--- begin ---

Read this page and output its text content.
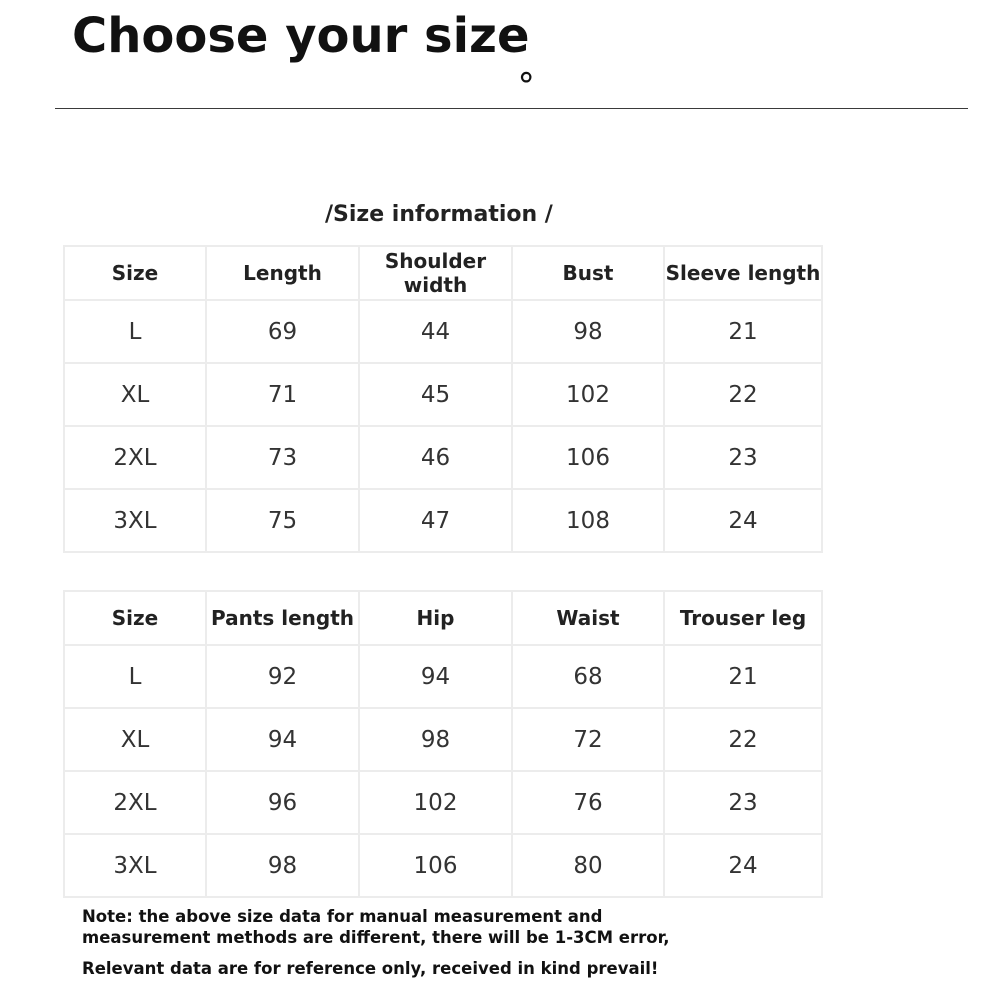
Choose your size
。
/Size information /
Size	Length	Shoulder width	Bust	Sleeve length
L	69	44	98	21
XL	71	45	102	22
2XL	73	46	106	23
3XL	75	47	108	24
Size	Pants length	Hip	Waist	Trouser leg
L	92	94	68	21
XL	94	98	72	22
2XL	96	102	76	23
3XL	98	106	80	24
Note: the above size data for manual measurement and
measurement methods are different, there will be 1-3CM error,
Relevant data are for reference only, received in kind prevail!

--- end ---

▶ [EXERCISE BRIEF]
Copy each line above containing the string "data".

▶ [RESPONSE BELOW]
Note: the above size data for manual measurement and
Relevant data are for reference only, received in kind prevail!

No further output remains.